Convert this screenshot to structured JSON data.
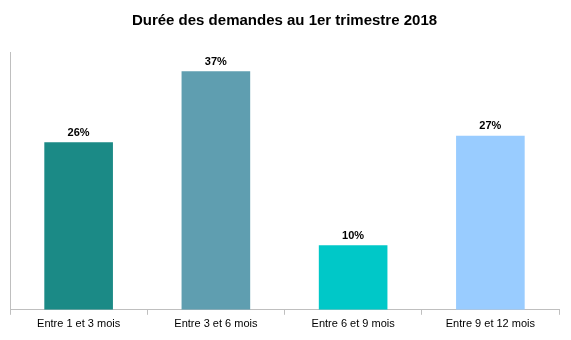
{
  "chart_data": {
    "type": "bar",
    "title": "Durée des demandes au 1er trimestre 2018",
    "categories": [
      "Entre 1 et 3 mois",
      "Entre 3 et 6 mois",
      "Entre 6 et 9 mois",
      "Entre 9 et 12 mois"
    ],
    "values": [
      26,
      37,
      10,
      27
    ],
    "value_labels": [
      "26%",
      "37%",
      "10%",
      "27%"
    ],
    "colors": [
      "#1b8a86",
      "#5f9eb0",
      "#00c8c8",
      "#99ccff"
    ],
    "ylim": [
      0,
      40
    ],
    "grid": false,
    "data_labels": true,
    "tick_labels": "x"
  }
}
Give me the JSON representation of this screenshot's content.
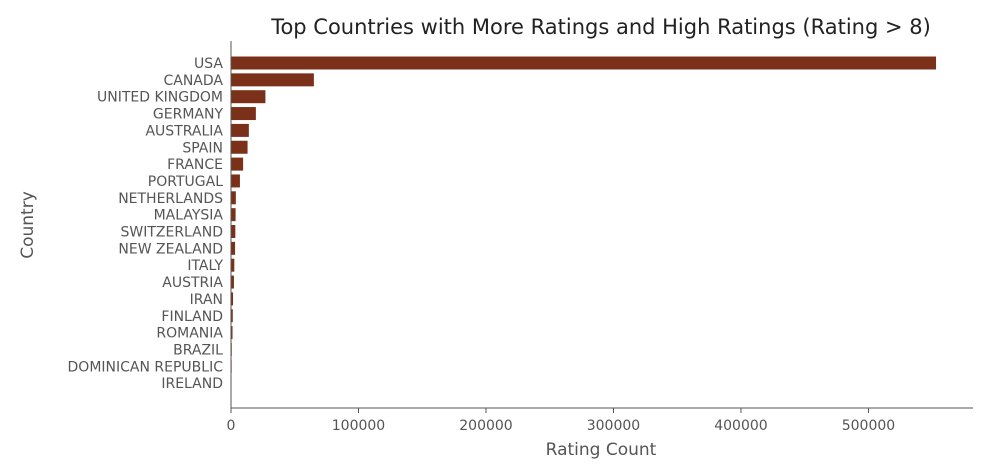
{
  "chart_data": {
    "type": "bar",
    "orientation": "horizontal",
    "title": "Top Countries with More Ratings and High Ratings (Rating > 8)",
    "xlabel": "Rating Count",
    "ylabel": "Country",
    "categories": [
      "USA",
      "CANADA",
      "UNITED KINGDOM",
      "GERMANY",
      "AUSTRALIA",
      "SPAIN",
      "FRANCE",
      "PORTUGAL",
      "NETHERLANDS",
      "MALAYSIA",
      "SWITZERLAND",
      "NEW ZEALAND",
      "ITALY",
      "AUSTRIA",
      "IRAN",
      "FINLAND",
      "ROMANIA",
      "BRAZIL",
      "DOMINICAN REPUBLIC",
      "IRELAND"
    ],
    "values": [
      553000,
      65000,
      27000,
      19500,
      14000,
      13000,
      9500,
      7000,
      3800,
      3600,
      3400,
      3200,
      2600,
      2300,
      1600,
      1400,
      1200,
      600,
      500,
      400
    ],
    "xlim": [
      0,
      582000
    ],
    "xticks": [
      0,
      100000,
      200000,
      300000,
      400000,
      500000
    ],
    "xtick_labels": [
      "0",
      "100000",
      "200000",
      "300000",
      "400000",
      "500000"
    ],
    "bar_color": "#7b3019",
    "grid": false,
    "legend": "none"
  }
}
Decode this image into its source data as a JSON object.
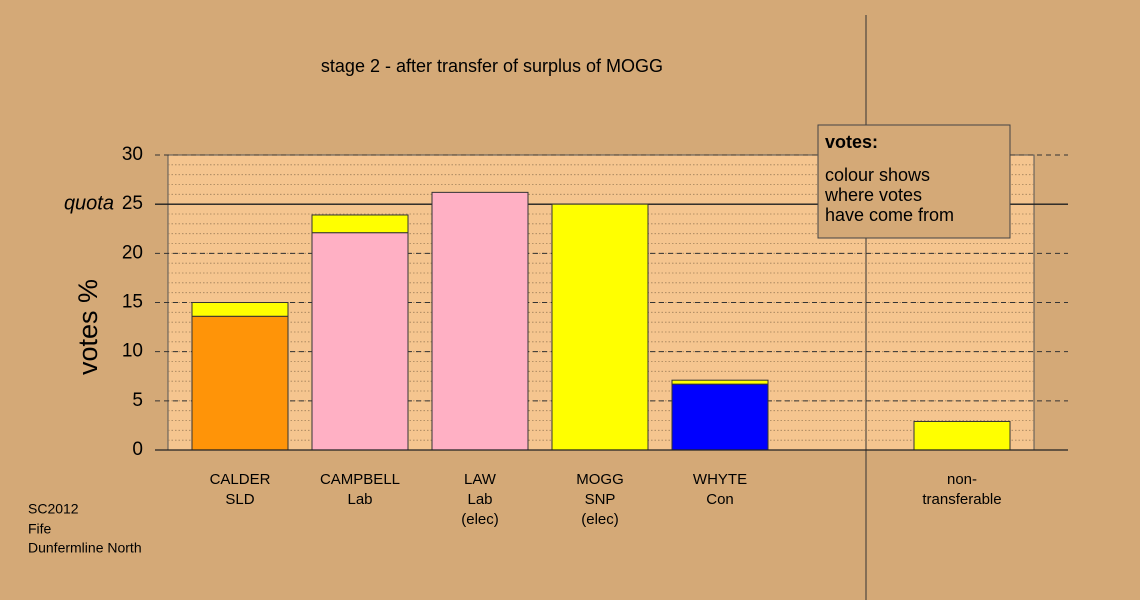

....................

EXERCISE DESCRIPTION =
Quote precisely the lines of the data from the line containing "Give me the" through its final line, both included, excluding pictures.

SOLUTION FOR THIS PROBLEM =
Give me the JSON representation of this screenshot's content.
{
  "chart_data": {
    "type": "bar",
    "orientation": "horizontal",
    "title": "Top Countries with More Ratings and High Ratings (Rating > 8)",
    "xlabel": "Rating Count",
    "ylabel": "Country",
    "categories": [
      "USA",
      "CANADA",
      "UNITED KINGDOM",
      "GERMANY",
      "AUSTRALIA",
      "SPAIN",
      "FRANCE",
      "PORTUGAL",
      "NETHERLANDS",
      "MALAYSIA",
      "SWITZERLAND",
      "NEW ZEALAND",
      "ITALY",
      "AUSTRIA",
      "IRAN",
      "FINLAND",
      "ROMANIA",
      "BRAZIL",
      "DOMINICAN REPUBLIC",
      "IRELAND"
    ],
    "values": [
      553000,
      65000,
      27000,
      19500,
      14000,
      13000,
      9500,
      7000,
      3800,
      3600,
      3400,
      3200,
      2600,
      2300,
      1600,
      1400,
      1200,
      600,
      500,
      400
    ],
    "xlim": [
      0,
      582000
    ],
    "xticks": [
      0,
      100000,
      200000,
      300000,
      400000,
      500000
    ],
    "xtick_labels": [
      "0",
      "100000",
      "200000",
      "300000",
      "400000",
      "500000"
    ],
    "bar_color": "#7b3019",
    "grid": false,
    "legend": "none"
  }
}
Decode this image into its source data as a JSON object.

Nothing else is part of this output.